Lines of data
=====
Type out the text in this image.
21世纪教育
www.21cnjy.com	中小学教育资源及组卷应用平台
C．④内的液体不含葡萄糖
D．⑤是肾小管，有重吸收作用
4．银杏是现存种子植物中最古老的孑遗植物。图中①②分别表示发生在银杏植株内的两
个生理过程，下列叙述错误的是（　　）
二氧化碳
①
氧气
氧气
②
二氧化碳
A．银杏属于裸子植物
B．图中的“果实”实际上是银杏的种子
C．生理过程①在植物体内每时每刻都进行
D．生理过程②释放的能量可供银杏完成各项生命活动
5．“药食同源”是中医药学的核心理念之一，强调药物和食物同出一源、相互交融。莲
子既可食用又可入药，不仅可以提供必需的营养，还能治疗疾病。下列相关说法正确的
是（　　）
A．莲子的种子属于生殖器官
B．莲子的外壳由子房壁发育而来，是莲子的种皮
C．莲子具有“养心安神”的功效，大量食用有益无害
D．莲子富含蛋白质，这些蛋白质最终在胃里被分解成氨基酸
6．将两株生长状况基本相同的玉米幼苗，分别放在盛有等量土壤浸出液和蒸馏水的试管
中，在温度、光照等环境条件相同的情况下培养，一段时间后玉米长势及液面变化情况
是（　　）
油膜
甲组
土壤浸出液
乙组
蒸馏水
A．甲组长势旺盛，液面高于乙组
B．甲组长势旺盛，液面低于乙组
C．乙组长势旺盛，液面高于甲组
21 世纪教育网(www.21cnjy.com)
=====
*TASK INSTRUCTIONS*
The entries above must be returned in full, exactly as shown.

*REPLY*
Type out the text in this image.
21世纪教育
www.21cnjy.com	中小学教育资源及组卷应用平台
C．④内的液体不含葡萄糖
D．⑤是肾小管，有重吸收作用
4．银杏是现存种子植物中最古老的孑遗植物。图中①②分别表示发生在银杏植株内的两
个生理过程，下列叙述错误的是（　　）
二氧化碳
①
氧气
氧气
②
二氧化碳
A．银杏属于裸子植物
B．图中的“果实”实际上是银杏的种子
C．生理过程①在植物体内每时每刻都进行
D．生理过程②释放的能量可供银杏完成各项生命活动
5．“药食同源”是中医药学的核心理念之一，强调药物和食物同出一源、相互交融。莲
子既可食用又可入药，不仅可以提供必需的营养，还能治疗疾病。下列相关说法正确的
是（　　）
A．莲子的种子属于生殖器官
B．莲子的外壳由子房壁发育而来，是莲子的种皮
C．莲子具有“养心安神”的功效，大量食用有益无害
D．莲子富含蛋白质，这些蛋白质最终在胃里被分解成氨基酸
6．将两株生长状况基本相同的玉米幼苗，分别放在盛有等量土壤浸出液和蒸馏水的试管
中，在温度、光照等环境条件相同的情况下培养，一段时间后玉米长势及液面变化情况
是（　　）
油膜
甲组
土壤浸出液
乙组
蒸馏水
A．甲组长势旺盛，液面高于乙组
B．甲组长势旺盛，液面低于乙组
C．乙组长势旺盛，液面高于甲组
21 世纪教育网(www.21cnjy.com)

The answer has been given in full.